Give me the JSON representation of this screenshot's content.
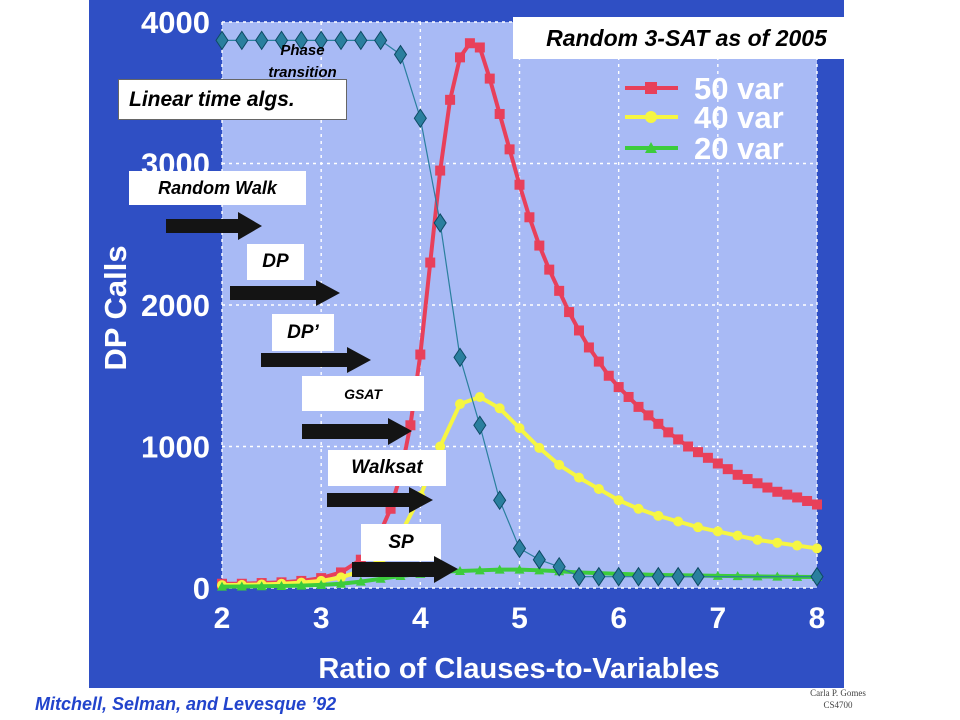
{
  "slide": {
    "title": "Random 3-SAT as of 2005",
    "phase_label_line1": "Phase",
    "phase_label_line2": "transition",
    "linear_label": "Linear time algs.",
    "algorithms": [
      "Random Walk",
      "DP",
      "DP’",
      "GSAT",
      "Walksat",
      "SP"
    ],
    "citation": "Mitchell, Selman, and  Levesque ’92",
    "footer_line1": "Carla P. Gomes",
    "footer_line2": "CS4700"
  },
  "colors": {
    "slide_background": "#2f4fc4",
    "plot_background": "#a8baf5",
    "var50": "#e8405a",
    "var40": "#f6f642",
    "var20": "#3ccc3c",
    "prob_sat": "#2a7f9e",
    "citation_text": "#2244cc",
    "axis_text": "#ffffff"
  },
  "chart_data": {
    "type": "line",
    "title": "",
    "xlabel": "Ratio of Clauses-to-Variables",
    "ylabel": "DP Calls",
    "xlim": [
      2,
      8
    ],
    "ylim": [
      0,
      4000
    ],
    "x_ticks": [
      "2",
      "3",
      "4",
      "5",
      "6",
      "7",
      "8"
    ],
    "y_ticks": [
      "0",
      "1000",
      "2000",
      "3000",
      "4000"
    ],
    "legend": "top-right",
    "legend_labels": [
      "50 var",
      "40 var",
      "20 var"
    ],
    "series": [
      {
        "name": "50 var",
        "marker": "square",
        "x": [
          2.0,
          2.2,
          2.4,
          2.6,
          2.8,
          3.0,
          3.2,
          3.4,
          3.5,
          3.6,
          3.7,
          3.8,
          3.9,
          4.0,
          4.1,
          4.2,
          4.3,
          4.4,
          4.5,
          4.6,
          4.7,
          4.8,
          4.9,
          5.0,
          5.1,
          5.2,
          5.3,
          5.4,
          5.5,
          5.6,
          5.7,
          5.8,
          5.9,
          6.0,
          6.1,
          6.2,
          6.3,
          6.4,
          6.5,
          6.6,
          6.7,
          6.8,
          6.9,
          7.0,
          7.1,
          7.2,
          7.3,
          7.4,
          7.5,
          7.6,
          7.7,
          7.8,
          7.9,
          8.0
        ],
        "y": [
          30,
          30,
          35,
          40,
          50,
          70,
          110,
          200,
          280,
          400,
          560,
          800,
          1150,
          1650,
          2300,
          2950,
          3450,
          3750,
          3850,
          3820,
          3600,
          3350,
          3100,
          2850,
          2620,
          2420,
          2250,
          2100,
          1950,
          1820,
          1700,
          1600,
          1500,
          1420,
          1350,
          1280,
          1220,
          1160,
          1100,
          1050,
          1000,
          960,
          920,
          880,
          840,
          800,
          770,
          740,
          710,
          680,
          660,
          640,
          615,
          590
        ]
      },
      {
        "name": "40 var",
        "marker": "circle",
        "x": [
          2.0,
          2.2,
          2.4,
          2.6,
          2.8,
          3.0,
          3.2,
          3.4,
          3.6,
          3.8,
          4.0,
          4.2,
          4.4,
          4.6,
          4.8,
          5.0,
          5.2,
          5.4,
          5.6,
          5.8,
          6.0,
          6.2,
          6.4,
          6.6,
          6.8,
          7.0,
          7.2,
          7.4,
          7.6,
          7.8,
          8.0
        ],
        "y": [
          20,
          22,
          25,
          30,
          38,
          50,
          75,
          120,
          200,
          380,
          650,
          1000,
          1300,
          1350,
          1270,
          1130,
          990,
          870,
          780,
          700,
          620,
          560,
          510,
          470,
          430,
          400,
          370,
          340,
          320,
          300,
          280
        ]
      },
      {
        "name": "20 var",
        "marker": "triangle",
        "x": [
          2.0,
          2.2,
          2.4,
          2.6,
          2.8,
          3.0,
          3.2,
          3.4,
          3.6,
          3.8,
          4.0,
          4.2,
          4.4,
          4.6,
          4.8,
          5.0,
          5.2,
          5.4,
          5.6,
          5.8,
          6.0,
          6.2,
          6.4,
          6.6,
          6.8,
          7.0,
          7.2,
          7.4,
          7.6,
          7.8,
          8.0
        ],
        "y": [
          10,
          11,
          12,
          14,
          17,
          22,
          30,
          45,
          65,
          85,
          100,
          115,
          120,
          125,
          130,
          130,
          125,
          118,
          110,
          105,
          100,
          96,
          92,
          90,
          88,
          86,
          84,
          82,
          80,
          79,
          78
        ]
      },
      {
        "name": "",
        "marker": "diamond",
        "x": [
          2.0,
          2.2,
          2.4,
          2.6,
          2.8,
          3.0,
          3.2,
          3.4,
          3.6,
          3.8,
          4.0,
          4.2,
          4.4,
          4.6,
          4.8,
          5.0,
          5.2,
          5.4,
          5.6,
          5.8,
          6.0,
          6.2,
          6.4,
          6.6,
          6.8,
          8.0
        ],
        "y": [
          3870,
          3870,
          3870,
          3870,
          3870,
          3870,
          3870,
          3870,
          3870,
          3770,
          3320,
          2580,
          1630,
          1150,
          620,
          280,
          200,
          150,
          80,
          80,
          80,
          80,
          80,
          80,
          80,
          80
        ]
      }
    ]
  }
}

################

GOAL = Take the entries shown above and quote them verbatim, passing over the pictures.

EXERCISE ANSWER =
Give me the JSON representation of this screenshot's content.
{
  "slide": {
    "title": "Random 3-SAT as of 2005",
    "phase_label_line1": "Phase",
    "phase_label_line2": "transition",
    "linear_label": "Linear time algs.",
    "algorithms": [
      "Random Walk",
      "DP",
      "DP’",
      "GSAT",
      "Walksat",
      "SP"
    ],
    "citation": "Mitchell, Selman, and  Levesque ’92",
    "footer_line1": "Carla P. Gomes",
    "footer_line2": "CS4700"
  },
  "colors": {
    "slide_background": "#2f4fc4",
    "plot_background": "#a8baf5",
    "var50": "#e8405a",
    "var40": "#f6f642",
    "var20": "#3ccc3c",
    "prob_sat": "#2a7f9e",
    "citation_text": "#2244cc",
    "axis_text": "#ffffff"
  },
  "chart_data": {
    "type": "line",
    "title": "",
    "xlabel": "Ratio of Clauses-to-Variables",
    "ylabel": "DP Calls",
    "xlim": [
      2,
      8
    ],
    "ylim": [
      0,
      4000
    ],
    "x_ticks": [
      "2",
      "3",
      "4",
      "5",
      "6",
      "7",
      "8"
    ],
    "y_ticks": [
      "0",
      "1000",
      "2000",
      "3000",
      "4000"
    ],
    "legend": "top-right",
    "legend_labels": [
      "50 var",
      "40 var",
      "20 var"
    ],
    "series": [
      {
        "name": "50 var",
        "marker": "square",
        "x": [
          2.0,
          2.2,
          2.4,
          2.6,
          2.8,
          3.0,
          3.2,
          3.4,
          3.5,
          3.6,
          3.7,
          3.8,
          3.9,
          4.0,
          4.1,
          4.2,
          4.3,
          4.4,
          4.5,
          4.6,
          4.7,
          4.8,
          4.9,
          5.0,
          5.1,
          5.2,
          5.3,
          5.4,
          5.5,
          5.6,
          5.7,
          5.8,
          5.9,
          6.0,
          6.1,
          6.2,
          6.3,
          6.4,
          6.5,
          6.6,
          6.7,
          6.8,
          6.9,
          7.0,
          7.1,
          7.2,
          7.3,
          7.4,
          7.5,
          7.6,
          7.7,
          7.8,
          7.9,
          8.0
        ],
        "y": [
          30,
          30,
          35,
          40,
          50,
          70,
          110,
          200,
          280,
          400,
          560,
          800,
          1150,
          1650,
          2300,
          2950,
          3450,
          3750,
          3850,
          3820,
          3600,
          3350,
          3100,
          2850,
          2620,
          2420,
          2250,
          2100,
          1950,
          1820,
          1700,
          1600,
          1500,
          1420,
          1350,
          1280,
          1220,
          1160,
          1100,
          1050,
          1000,
          960,
          920,
          880,
          840,
          800,
          770,
          740,
          710,
          680,
          660,
          640,
          615,
          590
        ]
      },
      {
        "name": "40 var",
        "marker": "circle",
        "x": [
          2.0,
          2.2,
          2.4,
          2.6,
          2.8,
          3.0,
          3.2,
          3.4,
          3.6,
          3.8,
          4.0,
          4.2,
          4.4,
          4.6,
          4.8,
          5.0,
          5.2,
          5.4,
          5.6,
          5.8,
          6.0,
          6.2,
          6.4,
          6.6,
          6.8,
          7.0,
          7.2,
          7.4,
          7.6,
          7.8,
          8.0
        ],
        "y": [
          20,
          22,
          25,
          30,
          38,
          50,
          75,
          120,
          200,
          380,
          650,
          1000,
          1300,
          1350,
          1270,
          1130,
          990,
          870,
          780,
          700,
          620,
          560,
          510,
          470,
          430,
          400,
          370,
          340,
          320,
          300,
          280
        ]
      },
      {
        "name": "20 var",
        "marker": "triangle",
        "x": [
          2.0,
          2.2,
          2.4,
          2.6,
          2.8,
          3.0,
          3.2,
          3.4,
          3.6,
          3.8,
          4.0,
          4.2,
          4.4,
          4.6,
          4.8,
          5.0,
          5.2,
          5.4,
          5.6,
          5.8,
          6.0,
          6.2,
          6.4,
          6.6,
          6.8,
          7.0,
          7.2,
          7.4,
          7.6,
          7.8,
          8.0
        ],
        "y": [
          10,
          11,
          12,
          14,
          17,
          22,
          30,
          45,
          65,
          85,
          100,
          115,
          120,
          125,
          130,
          130,
          125,
          118,
          110,
          105,
          100,
          96,
          92,
          90,
          88,
          86,
          84,
          82,
          80,
          79,
          78
        ]
      },
      {
        "name": "",
        "marker": "diamond",
        "x": [
          2.0,
          2.2,
          2.4,
          2.6,
          2.8,
          3.0,
          3.2,
          3.4,
          3.6,
          3.8,
          4.0,
          4.2,
          4.4,
          4.6,
          4.8,
          5.0,
          5.2,
          5.4,
          5.6,
          5.8,
          6.0,
          6.2,
          6.4,
          6.6,
          6.8,
          8.0
        ],
        "y": [
          3870,
          3870,
          3870,
          3870,
          3870,
          3870,
          3870,
          3870,
          3870,
          3770,
          3320,
          2580,
          1630,
          1150,
          620,
          280,
          200,
          150,
          80,
          80,
          80,
          80,
          80,
          80,
          80,
          80
        ]
      }
    ]
  }
}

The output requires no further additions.